Records:
** Begin **
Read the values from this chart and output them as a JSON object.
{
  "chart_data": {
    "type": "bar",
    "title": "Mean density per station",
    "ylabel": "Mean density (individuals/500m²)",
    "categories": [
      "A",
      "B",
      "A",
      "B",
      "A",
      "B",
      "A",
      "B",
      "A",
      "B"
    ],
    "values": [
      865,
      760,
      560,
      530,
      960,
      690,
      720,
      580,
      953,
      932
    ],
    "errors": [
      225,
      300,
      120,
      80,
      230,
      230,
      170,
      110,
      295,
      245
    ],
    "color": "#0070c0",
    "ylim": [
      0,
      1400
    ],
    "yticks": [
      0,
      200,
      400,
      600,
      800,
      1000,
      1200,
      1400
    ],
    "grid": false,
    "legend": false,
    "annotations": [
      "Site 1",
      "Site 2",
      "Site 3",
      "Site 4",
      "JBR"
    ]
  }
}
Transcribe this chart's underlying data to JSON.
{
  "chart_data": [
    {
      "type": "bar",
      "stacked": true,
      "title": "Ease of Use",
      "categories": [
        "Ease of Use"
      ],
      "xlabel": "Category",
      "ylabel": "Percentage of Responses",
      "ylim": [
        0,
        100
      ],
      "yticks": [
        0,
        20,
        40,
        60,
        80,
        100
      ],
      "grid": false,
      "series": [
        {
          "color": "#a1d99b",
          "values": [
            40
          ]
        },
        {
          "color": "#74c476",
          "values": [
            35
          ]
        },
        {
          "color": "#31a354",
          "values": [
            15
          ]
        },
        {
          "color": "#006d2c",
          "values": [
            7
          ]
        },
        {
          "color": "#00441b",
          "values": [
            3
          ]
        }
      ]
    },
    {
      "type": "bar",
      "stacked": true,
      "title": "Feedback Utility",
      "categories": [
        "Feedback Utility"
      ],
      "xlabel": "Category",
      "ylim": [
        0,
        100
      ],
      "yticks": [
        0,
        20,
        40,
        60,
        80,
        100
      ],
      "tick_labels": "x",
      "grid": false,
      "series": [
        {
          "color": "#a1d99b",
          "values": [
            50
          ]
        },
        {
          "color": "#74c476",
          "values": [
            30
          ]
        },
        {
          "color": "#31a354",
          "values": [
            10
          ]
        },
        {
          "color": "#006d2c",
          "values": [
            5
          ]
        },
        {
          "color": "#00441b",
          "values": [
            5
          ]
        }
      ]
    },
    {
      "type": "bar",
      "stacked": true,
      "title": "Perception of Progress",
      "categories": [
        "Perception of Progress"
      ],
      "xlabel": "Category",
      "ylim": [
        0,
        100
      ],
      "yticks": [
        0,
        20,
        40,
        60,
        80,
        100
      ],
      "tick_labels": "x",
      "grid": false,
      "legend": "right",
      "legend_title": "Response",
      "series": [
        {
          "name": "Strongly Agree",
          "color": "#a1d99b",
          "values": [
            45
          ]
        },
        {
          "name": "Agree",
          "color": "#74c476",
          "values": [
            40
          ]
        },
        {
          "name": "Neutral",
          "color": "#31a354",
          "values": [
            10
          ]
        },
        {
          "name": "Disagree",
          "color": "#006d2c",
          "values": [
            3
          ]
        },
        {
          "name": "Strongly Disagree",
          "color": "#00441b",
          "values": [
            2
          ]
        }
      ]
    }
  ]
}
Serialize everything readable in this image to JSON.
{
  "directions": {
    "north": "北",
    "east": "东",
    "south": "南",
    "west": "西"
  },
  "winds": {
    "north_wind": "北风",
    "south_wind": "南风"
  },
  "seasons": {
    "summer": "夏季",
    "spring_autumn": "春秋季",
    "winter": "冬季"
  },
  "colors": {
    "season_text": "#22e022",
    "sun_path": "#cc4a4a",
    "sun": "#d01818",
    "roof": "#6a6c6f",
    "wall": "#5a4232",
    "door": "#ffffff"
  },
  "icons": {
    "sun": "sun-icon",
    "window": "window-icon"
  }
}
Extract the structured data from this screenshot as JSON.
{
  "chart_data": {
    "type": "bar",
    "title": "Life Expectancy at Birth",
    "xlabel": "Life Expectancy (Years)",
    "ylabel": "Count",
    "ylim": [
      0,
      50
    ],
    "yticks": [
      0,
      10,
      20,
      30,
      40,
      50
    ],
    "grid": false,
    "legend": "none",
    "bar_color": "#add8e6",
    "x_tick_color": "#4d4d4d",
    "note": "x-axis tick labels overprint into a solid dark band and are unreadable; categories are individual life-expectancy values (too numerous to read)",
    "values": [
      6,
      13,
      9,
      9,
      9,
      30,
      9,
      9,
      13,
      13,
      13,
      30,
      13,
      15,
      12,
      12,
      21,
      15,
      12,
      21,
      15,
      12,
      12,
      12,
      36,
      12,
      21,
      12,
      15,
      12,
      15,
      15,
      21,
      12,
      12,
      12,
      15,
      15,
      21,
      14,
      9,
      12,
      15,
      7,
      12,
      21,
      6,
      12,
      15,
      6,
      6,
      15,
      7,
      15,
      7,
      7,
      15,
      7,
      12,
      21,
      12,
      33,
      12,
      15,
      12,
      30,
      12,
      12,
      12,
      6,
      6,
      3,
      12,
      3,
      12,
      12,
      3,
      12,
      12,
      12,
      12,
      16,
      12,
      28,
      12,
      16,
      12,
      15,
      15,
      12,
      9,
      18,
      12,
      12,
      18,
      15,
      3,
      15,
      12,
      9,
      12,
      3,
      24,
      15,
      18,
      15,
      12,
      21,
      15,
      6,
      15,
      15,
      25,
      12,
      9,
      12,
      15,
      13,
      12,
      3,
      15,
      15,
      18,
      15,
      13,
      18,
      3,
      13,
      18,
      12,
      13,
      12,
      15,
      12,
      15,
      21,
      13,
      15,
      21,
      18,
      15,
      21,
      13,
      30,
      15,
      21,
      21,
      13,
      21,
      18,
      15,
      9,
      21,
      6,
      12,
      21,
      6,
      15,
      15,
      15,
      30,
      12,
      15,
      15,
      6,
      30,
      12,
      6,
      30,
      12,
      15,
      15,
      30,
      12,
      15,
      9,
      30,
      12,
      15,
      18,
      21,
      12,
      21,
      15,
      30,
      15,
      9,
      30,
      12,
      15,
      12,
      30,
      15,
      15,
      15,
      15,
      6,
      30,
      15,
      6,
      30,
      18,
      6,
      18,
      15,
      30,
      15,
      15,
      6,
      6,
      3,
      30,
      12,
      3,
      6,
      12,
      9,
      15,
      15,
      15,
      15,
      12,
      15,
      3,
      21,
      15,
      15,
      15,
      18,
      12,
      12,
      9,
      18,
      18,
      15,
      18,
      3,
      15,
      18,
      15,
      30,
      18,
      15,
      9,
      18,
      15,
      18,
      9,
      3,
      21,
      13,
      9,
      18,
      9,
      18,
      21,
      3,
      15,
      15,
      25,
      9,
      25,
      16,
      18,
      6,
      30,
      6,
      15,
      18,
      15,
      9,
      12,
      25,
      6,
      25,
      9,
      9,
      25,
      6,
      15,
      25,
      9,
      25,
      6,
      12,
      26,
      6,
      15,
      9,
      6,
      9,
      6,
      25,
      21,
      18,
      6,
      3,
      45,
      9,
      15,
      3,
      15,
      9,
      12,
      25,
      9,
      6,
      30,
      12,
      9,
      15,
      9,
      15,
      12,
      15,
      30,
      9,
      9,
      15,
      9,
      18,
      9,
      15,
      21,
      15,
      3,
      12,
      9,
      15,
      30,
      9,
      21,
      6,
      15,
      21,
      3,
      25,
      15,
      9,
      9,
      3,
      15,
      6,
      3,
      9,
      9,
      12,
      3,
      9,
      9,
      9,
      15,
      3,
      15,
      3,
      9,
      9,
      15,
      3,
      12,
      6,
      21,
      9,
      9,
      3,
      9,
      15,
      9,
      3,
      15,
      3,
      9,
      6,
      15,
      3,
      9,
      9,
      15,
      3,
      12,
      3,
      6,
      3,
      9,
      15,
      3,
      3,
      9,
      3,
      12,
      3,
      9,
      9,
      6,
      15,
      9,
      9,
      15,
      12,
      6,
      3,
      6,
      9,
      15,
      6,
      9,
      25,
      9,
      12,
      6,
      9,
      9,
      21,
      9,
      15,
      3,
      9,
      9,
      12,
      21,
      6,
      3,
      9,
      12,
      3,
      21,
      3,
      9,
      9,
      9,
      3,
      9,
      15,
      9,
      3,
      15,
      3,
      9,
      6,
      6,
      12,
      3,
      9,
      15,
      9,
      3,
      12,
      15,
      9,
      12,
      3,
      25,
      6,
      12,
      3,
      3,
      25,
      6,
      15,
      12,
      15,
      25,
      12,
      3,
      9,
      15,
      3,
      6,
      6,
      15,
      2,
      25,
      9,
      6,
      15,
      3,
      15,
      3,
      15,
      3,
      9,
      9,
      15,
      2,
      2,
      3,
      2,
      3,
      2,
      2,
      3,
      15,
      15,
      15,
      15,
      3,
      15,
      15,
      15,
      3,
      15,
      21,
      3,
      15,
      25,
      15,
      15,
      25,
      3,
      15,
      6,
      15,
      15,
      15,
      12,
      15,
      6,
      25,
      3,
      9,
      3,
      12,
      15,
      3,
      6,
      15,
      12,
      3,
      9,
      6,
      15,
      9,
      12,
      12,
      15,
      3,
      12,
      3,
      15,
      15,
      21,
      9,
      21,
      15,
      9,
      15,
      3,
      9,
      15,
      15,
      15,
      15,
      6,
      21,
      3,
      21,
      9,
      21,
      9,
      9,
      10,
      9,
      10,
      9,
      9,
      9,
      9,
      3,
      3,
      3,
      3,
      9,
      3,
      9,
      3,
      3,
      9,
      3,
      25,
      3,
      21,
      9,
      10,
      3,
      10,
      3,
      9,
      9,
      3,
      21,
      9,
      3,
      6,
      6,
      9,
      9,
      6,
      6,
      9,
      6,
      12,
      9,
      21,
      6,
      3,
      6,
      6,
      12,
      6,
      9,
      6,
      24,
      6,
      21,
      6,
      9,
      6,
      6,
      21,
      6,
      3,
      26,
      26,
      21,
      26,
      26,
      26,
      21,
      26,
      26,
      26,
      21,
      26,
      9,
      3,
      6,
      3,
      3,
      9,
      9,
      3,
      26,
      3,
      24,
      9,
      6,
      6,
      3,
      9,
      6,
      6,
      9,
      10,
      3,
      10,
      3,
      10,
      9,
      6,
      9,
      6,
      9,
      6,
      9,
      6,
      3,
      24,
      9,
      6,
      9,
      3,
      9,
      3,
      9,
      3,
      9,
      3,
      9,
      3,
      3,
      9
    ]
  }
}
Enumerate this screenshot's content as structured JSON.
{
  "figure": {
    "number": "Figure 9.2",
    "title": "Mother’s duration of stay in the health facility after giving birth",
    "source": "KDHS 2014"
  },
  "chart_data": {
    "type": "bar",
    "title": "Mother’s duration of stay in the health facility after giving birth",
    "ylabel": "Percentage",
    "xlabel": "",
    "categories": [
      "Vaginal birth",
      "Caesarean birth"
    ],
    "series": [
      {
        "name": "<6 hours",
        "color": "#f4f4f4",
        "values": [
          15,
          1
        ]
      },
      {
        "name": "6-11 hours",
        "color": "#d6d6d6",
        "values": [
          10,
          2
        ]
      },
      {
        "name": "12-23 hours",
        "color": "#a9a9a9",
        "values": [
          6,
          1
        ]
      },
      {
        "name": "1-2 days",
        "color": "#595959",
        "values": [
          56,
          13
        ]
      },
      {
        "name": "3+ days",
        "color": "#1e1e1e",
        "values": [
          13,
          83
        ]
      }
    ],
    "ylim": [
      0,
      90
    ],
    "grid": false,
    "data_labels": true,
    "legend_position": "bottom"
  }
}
** End **
▶ **Job**
Reproduce each line of the material containing the word "Utility".

▶ **The completed task**
      "title": "Feedback Utility",
        "Feedback Utility"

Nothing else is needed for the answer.